──────── INPUT FOR THIS TASK

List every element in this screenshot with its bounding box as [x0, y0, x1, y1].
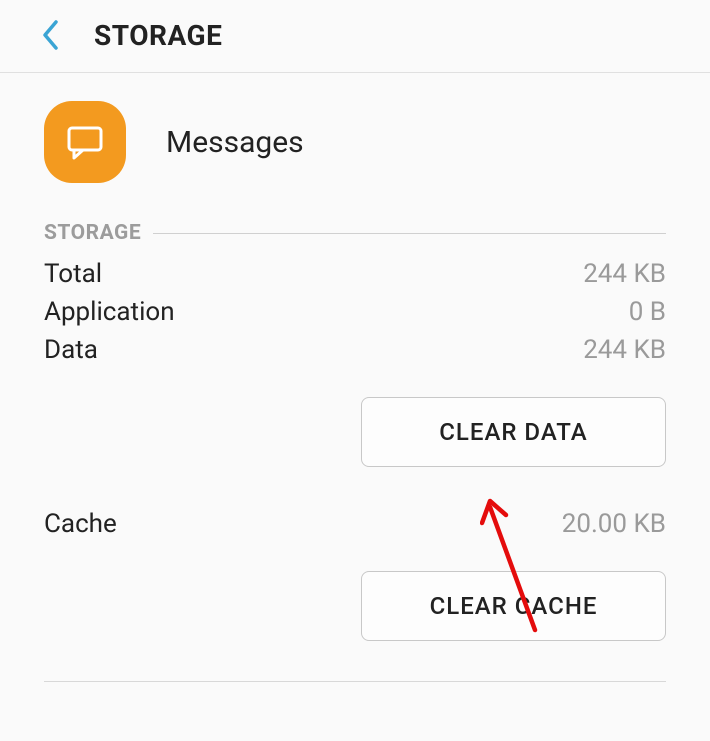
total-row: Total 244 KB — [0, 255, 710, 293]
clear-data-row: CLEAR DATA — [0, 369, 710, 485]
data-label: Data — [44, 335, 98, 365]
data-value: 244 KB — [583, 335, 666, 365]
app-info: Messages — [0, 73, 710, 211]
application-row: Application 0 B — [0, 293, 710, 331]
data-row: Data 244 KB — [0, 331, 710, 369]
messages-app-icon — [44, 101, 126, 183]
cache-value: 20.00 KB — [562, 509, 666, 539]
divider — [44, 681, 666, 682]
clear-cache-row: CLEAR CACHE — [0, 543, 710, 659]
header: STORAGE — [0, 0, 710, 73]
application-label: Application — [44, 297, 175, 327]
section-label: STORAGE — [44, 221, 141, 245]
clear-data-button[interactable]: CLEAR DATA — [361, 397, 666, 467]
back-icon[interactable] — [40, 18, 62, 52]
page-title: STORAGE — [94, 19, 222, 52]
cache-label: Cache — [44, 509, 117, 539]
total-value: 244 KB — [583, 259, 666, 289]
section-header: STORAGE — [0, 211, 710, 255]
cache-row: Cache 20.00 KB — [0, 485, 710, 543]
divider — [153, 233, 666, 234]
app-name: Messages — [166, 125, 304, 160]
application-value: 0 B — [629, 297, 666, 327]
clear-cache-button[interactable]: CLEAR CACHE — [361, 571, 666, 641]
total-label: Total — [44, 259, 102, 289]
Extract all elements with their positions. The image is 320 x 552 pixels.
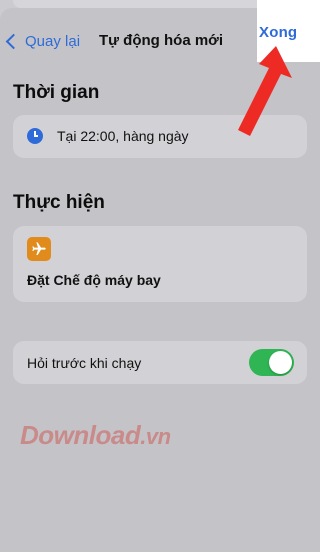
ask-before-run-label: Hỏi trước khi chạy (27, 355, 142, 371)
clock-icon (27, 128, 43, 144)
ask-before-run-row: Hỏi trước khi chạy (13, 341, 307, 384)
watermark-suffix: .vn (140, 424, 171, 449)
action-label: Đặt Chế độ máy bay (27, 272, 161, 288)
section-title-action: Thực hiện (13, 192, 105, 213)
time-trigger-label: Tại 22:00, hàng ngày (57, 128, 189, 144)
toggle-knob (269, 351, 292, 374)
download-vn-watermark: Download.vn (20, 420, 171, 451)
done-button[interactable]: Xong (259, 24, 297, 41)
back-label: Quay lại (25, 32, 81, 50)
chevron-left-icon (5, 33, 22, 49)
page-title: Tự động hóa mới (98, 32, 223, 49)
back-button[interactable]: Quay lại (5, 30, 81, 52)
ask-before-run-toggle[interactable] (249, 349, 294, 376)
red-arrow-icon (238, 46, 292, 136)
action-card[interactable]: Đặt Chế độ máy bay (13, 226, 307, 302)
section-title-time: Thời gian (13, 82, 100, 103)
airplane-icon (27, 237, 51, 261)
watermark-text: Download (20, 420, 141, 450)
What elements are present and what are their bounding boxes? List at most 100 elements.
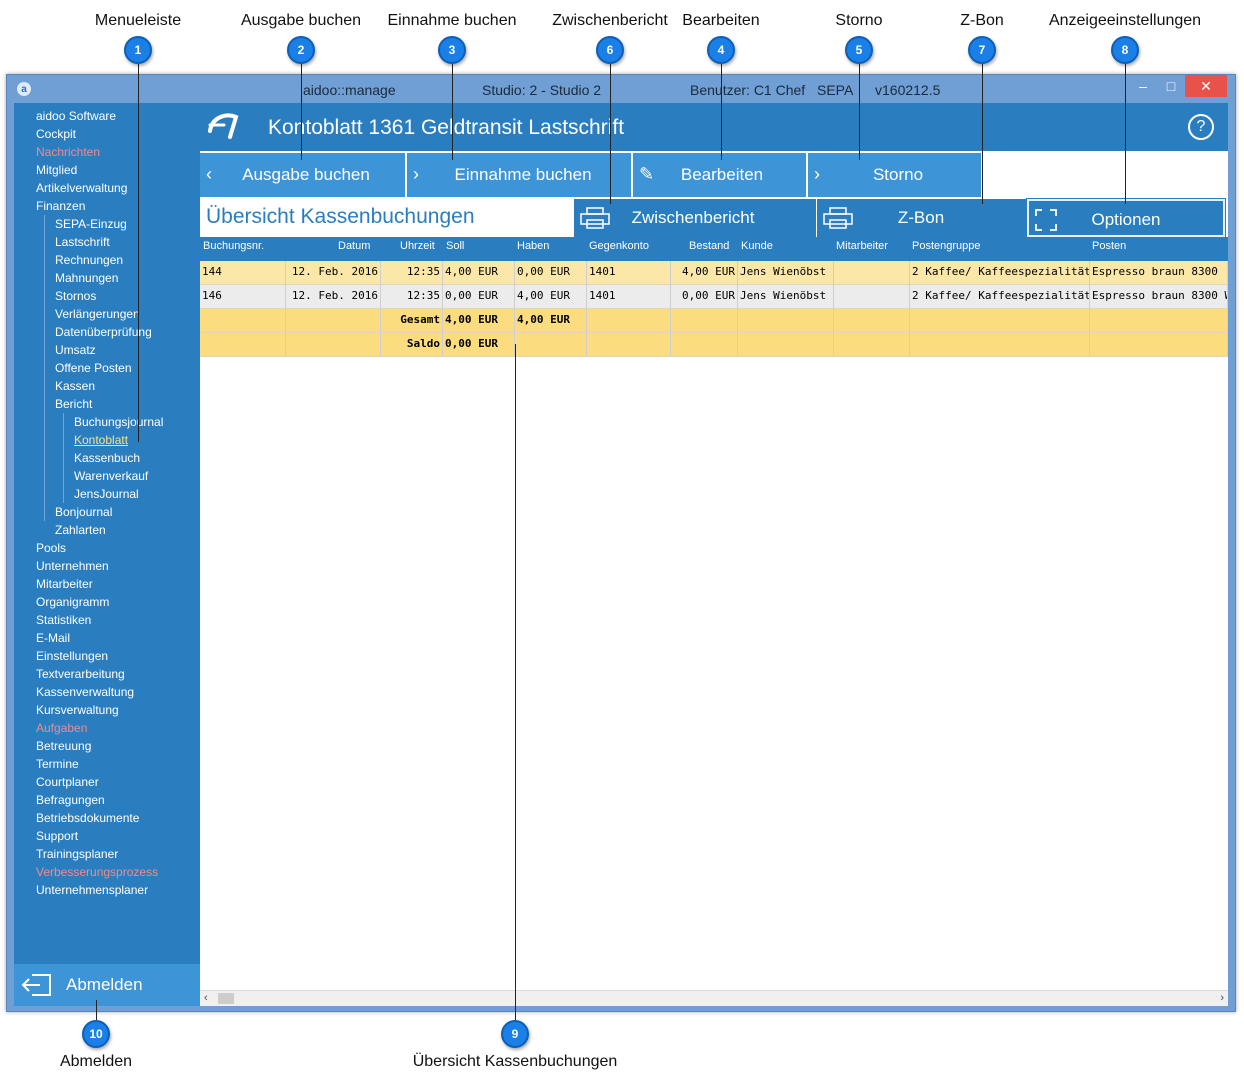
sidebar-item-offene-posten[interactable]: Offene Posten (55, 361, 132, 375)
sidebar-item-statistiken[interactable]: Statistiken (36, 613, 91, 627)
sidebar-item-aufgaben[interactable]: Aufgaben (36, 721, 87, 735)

────────────────

# PROBLEM DESCRIPTION
Please print the listing above line for line, changing nothing but leaving out the picture markers.

# THE SOLUTION
List every element in this screenshot with its bounding box as [x0, y0, x1, y1].
total-row: Total 244 KB — [0, 255, 710, 293]
clear-data-row: CLEAR DATA — [0, 369, 710, 485]
data-label: Data — [44, 335, 98, 365]
data-value: 244 KB — [583, 335, 666, 365]
app-info: Messages — [0, 73, 710, 211]
application-row: Application 0 B — [0, 293, 710, 331]
data-row: Data 244 KB — [0, 331, 710, 369]
messages-app-icon — [44, 101, 126, 183]
cache-value: 20.00 KB — [562, 509, 666, 539]
divider — [44, 681, 666, 682]
clear-cache-row: CLEAR CACHE — [0, 543, 710, 659]
header: STORAGE — [0, 0, 710, 73]
application-label: Application — [44, 297, 175, 327]
section-label: STORAGE — [44, 221, 141, 245]
clear-data-button[interactable]: CLEAR DATA — [361, 397, 666, 467]
back-icon[interactable] — [40, 18, 62, 52]
page-title: STORAGE — [94, 19, 222, 52]
cache-label: Cache — [44, 509, 117, 539]
total-value: 244 KB — [583, 259, 666, 289]
section-header: STORAGE — [0, 211, 710, 255]
cache-row: Cache 20.00 KB — [0, 485, 710, 543]
divider — [153, 233, 666, 234]
app-name: Messages — [166, 125, 304, 160]
application-value: 0 B — [629, 297, 666, 327]
clear-cache-button[interactable]: CLEAR CACHE — [361, 571, 666, 641]
total-label: Total — [44, 259, 102, 289]
Extract all elements with their positions. The image is 320 x 552 pixels.
ask-before-run-label: Hỏi trước khi chạy (27, 355, 142, 371)
clock-icon (27, 128, 43, 144)
ask-before-run-row: Hỏi trước khi chạy (13, 341, 307, 384)
watermark-suffix: .vn (140, 424, 171, 449)
action-label: Đặt Chế độ máy bay (27, 272, 161, 288)
section-title-action: Thực hiện (13, 192, 105, 213)
time-trigger-label: Tại 22:00, hàng ngày (57, 128, 189, 144)
toggle-knob (269, 351, 292, 374)
download-vn-watermark: Download.vn (20, 420, 171, 451)
done-button[interactable]: Xong (259, 24, 297, 41)
back-label: Quay lại (25, 32, 81, 50)
chevron-left-icon (5, 33, 22, 49)
page-title: Tự động hóa mới (98, 32, 223, 49)
back-button[interactable]: Quay lại (5, 30, 81, 52)
ask-before-run-toggle[interactable] (249, 349, 294, 376)
red-arrow-icon (238, 46, 292, 136)
action-card[interactable]: Đặt Chế độ máy bay (13, 226, 307, 302)
section-title-time: Thời gian (13, 82, 100, 103)
airplane-icon (27, 237, 51, 261)
watermark-text: Download (20, 420, 141, 450)
What elements are present and what are their bounding boxes? List at most 100 elements.
sidebar-item-offene-posten[interactable]: Offene Posten (55, 361, 132, 375)
sidebar-item-statistiken[interactable]: Statistiken (36, 613, 91, 627)
sidebar-item-aufgaben[interactable]: Aufgaben (36, 721, 87, 735)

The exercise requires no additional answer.